## Information supplied
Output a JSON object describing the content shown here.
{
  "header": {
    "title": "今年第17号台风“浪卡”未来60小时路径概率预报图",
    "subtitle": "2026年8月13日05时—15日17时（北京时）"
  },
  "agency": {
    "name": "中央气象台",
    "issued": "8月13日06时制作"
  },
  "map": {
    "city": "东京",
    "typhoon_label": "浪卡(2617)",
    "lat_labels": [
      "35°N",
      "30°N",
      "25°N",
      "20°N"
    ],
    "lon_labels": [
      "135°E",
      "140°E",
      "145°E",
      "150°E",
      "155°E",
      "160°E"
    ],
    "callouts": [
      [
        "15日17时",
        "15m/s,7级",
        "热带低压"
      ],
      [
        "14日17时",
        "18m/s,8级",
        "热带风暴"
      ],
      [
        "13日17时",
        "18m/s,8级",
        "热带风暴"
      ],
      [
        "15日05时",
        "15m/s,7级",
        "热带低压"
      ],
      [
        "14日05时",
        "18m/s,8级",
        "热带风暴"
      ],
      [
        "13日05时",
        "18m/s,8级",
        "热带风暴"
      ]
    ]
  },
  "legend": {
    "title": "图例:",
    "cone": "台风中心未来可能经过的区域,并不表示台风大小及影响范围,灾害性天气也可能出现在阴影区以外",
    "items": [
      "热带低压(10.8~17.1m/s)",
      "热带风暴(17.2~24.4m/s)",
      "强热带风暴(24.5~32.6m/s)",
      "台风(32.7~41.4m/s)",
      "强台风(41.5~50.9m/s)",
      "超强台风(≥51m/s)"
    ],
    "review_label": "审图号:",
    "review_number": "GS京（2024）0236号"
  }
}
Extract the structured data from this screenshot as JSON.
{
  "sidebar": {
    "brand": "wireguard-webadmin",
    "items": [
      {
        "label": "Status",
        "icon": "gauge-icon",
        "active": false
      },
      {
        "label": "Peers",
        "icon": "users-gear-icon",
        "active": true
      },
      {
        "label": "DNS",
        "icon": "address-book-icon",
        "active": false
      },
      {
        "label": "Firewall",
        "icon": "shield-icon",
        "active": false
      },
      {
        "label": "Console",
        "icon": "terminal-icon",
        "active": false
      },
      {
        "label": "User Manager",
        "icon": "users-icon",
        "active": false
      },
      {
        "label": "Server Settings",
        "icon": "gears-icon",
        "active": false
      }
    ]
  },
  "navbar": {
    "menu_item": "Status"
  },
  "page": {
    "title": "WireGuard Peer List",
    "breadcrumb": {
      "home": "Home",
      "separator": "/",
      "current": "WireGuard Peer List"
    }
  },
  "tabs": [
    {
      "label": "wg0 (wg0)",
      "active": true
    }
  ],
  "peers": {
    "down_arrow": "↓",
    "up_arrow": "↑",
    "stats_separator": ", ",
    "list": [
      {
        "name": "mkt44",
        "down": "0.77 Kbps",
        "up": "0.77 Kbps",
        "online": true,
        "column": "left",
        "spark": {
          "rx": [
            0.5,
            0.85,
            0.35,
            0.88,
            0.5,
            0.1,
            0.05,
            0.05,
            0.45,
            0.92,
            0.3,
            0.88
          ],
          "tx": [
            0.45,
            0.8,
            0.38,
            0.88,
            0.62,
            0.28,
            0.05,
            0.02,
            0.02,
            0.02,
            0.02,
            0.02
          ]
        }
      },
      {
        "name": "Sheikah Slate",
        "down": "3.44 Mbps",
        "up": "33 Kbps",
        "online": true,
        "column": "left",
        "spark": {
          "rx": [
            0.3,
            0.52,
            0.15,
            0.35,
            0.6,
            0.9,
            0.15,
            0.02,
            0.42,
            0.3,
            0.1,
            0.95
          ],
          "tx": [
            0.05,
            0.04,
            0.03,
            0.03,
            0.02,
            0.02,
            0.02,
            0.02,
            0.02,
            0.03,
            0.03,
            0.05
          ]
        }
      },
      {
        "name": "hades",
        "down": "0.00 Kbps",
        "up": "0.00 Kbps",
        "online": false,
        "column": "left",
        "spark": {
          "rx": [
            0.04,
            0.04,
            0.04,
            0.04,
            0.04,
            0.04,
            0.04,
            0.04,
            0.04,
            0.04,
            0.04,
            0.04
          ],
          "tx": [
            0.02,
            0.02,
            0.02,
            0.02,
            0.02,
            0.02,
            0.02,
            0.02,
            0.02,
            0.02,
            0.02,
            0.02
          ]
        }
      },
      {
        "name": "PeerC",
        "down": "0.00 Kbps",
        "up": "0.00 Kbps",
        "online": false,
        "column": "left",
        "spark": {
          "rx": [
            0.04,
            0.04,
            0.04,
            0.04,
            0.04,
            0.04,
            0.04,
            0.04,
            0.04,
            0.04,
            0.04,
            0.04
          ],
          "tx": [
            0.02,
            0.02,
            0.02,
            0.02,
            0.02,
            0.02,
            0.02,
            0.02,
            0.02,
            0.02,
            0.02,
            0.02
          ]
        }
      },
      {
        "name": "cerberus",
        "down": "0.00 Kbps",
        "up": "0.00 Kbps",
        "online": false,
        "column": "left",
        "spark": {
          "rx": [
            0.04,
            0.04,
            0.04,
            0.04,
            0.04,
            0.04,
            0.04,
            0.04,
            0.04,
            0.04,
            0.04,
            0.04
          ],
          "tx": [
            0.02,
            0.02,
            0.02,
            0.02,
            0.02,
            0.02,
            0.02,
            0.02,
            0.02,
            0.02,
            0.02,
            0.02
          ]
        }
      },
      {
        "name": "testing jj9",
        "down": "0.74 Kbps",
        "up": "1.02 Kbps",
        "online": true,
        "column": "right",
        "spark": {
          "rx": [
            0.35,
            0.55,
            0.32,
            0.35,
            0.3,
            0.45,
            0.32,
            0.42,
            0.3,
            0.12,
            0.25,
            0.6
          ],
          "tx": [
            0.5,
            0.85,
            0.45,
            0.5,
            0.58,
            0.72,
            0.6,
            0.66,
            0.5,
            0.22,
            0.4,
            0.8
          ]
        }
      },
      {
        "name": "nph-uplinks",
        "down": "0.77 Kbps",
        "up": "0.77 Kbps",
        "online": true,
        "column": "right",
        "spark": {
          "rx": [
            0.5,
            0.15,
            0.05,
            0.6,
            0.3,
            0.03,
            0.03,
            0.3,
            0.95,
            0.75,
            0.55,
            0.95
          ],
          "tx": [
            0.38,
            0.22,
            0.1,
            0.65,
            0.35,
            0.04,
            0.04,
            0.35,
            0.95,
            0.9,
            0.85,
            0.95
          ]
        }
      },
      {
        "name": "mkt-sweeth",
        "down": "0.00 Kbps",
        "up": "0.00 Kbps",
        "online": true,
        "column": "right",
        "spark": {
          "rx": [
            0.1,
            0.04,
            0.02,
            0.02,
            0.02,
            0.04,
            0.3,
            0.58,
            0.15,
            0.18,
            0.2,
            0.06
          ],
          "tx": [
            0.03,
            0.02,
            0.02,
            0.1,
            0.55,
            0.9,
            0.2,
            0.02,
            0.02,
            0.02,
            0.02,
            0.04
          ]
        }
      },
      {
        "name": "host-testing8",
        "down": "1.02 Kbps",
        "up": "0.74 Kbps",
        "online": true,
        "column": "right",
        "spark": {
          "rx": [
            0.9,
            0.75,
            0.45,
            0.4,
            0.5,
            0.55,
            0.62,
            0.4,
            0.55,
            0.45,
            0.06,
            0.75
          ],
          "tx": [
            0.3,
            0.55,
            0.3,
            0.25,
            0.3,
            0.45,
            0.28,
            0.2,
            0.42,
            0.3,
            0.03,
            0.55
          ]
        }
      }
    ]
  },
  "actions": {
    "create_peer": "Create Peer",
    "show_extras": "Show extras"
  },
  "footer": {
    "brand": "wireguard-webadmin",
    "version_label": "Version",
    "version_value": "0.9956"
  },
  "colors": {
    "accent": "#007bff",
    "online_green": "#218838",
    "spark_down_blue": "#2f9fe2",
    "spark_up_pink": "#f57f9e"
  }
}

## Your goal
Find how many lines include the string "icon" and report that number alone.

## Answer to the exercise
7